- DATA FOR PROCESSING -
_ _ _ _ _ _ _

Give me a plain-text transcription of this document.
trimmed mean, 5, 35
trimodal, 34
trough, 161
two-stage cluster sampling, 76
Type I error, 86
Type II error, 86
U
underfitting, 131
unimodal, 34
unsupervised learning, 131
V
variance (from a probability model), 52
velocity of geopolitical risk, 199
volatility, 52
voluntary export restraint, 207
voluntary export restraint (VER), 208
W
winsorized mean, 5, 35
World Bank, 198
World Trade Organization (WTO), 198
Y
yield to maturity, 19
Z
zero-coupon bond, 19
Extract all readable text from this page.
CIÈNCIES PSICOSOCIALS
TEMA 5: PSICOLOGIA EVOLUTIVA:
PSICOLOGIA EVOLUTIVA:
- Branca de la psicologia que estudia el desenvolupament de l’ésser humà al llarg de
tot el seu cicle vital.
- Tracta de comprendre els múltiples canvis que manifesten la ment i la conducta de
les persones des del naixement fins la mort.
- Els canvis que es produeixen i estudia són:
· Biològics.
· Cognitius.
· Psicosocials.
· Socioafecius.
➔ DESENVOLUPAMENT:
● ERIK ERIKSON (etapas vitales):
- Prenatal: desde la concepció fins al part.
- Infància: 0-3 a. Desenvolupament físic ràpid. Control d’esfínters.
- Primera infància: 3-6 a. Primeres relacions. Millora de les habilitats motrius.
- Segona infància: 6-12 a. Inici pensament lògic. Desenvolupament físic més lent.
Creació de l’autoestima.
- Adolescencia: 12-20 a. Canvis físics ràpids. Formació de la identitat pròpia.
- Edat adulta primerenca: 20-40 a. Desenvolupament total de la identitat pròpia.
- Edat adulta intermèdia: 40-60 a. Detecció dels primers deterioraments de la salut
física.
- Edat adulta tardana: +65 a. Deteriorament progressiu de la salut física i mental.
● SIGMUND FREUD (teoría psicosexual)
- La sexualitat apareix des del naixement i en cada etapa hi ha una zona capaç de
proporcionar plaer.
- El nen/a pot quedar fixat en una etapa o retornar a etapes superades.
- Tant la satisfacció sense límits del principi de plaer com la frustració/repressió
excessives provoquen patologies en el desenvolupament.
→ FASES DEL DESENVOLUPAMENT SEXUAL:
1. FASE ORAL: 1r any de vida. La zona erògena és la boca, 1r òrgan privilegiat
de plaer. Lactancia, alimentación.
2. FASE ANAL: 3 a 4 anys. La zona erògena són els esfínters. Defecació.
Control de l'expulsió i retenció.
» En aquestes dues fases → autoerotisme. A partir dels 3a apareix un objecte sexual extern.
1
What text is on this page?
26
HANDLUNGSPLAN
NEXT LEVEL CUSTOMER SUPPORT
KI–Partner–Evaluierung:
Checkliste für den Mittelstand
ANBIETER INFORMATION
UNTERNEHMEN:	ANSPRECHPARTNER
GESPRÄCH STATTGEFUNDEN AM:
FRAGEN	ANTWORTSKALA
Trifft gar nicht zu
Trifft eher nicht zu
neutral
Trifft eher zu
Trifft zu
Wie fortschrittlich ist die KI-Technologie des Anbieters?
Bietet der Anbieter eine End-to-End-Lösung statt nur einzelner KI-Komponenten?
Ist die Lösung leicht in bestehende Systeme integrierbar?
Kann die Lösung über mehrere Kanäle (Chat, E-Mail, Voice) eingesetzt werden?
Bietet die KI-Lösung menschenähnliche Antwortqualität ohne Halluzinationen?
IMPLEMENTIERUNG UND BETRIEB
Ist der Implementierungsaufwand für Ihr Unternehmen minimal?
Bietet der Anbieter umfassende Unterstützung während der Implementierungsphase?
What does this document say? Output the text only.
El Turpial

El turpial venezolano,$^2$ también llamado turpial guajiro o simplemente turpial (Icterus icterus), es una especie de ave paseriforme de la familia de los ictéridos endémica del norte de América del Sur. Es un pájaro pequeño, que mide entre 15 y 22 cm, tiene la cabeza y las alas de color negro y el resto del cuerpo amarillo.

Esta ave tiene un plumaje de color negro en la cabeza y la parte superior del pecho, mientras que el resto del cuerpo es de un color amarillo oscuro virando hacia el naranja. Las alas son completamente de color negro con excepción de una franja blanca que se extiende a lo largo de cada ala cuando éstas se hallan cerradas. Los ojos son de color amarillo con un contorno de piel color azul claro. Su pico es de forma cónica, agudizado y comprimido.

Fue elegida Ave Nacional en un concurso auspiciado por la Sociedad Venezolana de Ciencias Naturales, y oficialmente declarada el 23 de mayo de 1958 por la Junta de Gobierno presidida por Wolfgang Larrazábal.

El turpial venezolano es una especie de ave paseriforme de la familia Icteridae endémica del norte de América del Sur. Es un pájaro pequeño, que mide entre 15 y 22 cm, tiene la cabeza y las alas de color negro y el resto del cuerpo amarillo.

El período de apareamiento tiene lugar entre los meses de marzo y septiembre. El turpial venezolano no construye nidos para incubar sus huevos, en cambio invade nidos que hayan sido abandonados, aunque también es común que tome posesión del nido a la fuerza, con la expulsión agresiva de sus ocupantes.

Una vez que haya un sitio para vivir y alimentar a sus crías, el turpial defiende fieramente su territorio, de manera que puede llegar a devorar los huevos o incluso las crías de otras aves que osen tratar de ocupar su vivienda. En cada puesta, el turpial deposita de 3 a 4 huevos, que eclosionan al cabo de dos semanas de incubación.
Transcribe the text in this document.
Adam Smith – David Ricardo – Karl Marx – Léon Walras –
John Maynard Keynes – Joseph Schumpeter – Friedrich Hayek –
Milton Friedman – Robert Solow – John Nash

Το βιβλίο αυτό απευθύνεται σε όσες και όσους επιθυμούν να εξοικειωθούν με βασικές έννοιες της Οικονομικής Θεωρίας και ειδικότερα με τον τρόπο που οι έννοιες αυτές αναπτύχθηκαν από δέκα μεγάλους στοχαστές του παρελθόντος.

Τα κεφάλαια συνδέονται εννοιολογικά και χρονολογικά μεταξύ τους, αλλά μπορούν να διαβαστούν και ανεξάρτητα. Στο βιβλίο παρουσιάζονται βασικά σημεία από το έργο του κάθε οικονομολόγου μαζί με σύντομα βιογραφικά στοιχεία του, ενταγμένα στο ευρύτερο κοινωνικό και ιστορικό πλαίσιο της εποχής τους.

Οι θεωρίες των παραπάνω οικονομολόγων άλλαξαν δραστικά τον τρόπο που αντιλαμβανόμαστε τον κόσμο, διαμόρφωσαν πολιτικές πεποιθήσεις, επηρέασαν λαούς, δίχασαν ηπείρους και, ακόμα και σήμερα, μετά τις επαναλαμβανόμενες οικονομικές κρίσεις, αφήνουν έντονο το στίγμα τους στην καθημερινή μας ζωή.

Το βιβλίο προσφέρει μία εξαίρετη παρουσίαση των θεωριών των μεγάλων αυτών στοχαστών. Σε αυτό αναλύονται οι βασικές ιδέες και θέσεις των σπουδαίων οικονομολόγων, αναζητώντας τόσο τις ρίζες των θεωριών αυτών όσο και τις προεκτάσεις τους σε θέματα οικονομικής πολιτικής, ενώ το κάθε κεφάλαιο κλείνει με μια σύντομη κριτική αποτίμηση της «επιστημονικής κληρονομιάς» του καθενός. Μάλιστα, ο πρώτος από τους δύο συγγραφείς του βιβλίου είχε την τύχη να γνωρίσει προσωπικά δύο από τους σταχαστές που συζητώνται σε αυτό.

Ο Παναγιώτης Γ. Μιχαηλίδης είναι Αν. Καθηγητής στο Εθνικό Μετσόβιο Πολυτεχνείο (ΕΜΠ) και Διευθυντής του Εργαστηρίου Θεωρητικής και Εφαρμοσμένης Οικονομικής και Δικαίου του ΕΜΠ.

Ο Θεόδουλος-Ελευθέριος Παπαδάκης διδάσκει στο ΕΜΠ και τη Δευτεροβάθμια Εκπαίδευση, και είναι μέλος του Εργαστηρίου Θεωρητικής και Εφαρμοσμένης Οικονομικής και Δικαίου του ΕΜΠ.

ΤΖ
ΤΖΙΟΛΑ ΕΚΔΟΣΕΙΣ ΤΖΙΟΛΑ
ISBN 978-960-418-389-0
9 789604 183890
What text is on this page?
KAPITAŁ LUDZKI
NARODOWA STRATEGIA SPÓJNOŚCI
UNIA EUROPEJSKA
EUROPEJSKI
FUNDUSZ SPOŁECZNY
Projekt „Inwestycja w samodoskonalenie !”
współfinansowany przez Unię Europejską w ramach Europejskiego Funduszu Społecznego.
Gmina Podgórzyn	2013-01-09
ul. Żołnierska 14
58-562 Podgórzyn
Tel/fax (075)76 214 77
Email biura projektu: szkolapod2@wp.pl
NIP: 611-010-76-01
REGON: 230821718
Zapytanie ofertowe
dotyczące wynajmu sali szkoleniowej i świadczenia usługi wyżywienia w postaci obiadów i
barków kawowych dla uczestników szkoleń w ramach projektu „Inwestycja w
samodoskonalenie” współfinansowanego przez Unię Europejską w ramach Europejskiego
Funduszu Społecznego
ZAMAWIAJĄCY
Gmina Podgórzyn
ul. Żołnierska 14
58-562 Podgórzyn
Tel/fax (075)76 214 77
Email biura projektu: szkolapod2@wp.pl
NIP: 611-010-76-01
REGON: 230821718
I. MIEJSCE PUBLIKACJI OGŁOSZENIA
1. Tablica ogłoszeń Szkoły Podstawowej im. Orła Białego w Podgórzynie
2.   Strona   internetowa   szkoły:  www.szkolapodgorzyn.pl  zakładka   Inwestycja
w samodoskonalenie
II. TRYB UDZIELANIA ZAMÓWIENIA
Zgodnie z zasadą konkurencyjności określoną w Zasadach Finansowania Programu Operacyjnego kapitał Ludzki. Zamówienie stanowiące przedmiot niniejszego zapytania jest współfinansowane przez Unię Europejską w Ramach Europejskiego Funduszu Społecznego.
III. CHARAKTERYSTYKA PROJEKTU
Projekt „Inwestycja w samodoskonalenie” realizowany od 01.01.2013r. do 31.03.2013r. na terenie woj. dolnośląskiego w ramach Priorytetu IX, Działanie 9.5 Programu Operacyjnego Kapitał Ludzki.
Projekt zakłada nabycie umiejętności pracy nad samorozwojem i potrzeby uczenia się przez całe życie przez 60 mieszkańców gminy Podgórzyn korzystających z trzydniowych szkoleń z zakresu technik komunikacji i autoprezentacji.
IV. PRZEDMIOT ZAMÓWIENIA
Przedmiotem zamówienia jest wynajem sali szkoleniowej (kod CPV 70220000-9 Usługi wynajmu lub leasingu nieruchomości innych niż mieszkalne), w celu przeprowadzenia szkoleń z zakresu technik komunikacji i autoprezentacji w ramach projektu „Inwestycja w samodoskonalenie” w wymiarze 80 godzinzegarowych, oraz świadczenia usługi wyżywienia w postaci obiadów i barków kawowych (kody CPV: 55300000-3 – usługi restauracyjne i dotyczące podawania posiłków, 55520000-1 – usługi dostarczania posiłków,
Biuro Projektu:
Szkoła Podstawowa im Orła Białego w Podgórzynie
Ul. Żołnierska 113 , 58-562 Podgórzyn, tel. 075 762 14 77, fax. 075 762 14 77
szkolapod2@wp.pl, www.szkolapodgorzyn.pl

_ _ _ _ _ _ _

- AIM OF THE TASK -
Which lines above hold the word "identitat"? Copy each of them.

- THE RESPONSE -
- Adolescencia: 12-20 a. Canvis físics ràpids. Formació de la identitat pròpia.
- Edat adulta primerenca: 20-40 a. Desenvolupament total de la identitat pròpia.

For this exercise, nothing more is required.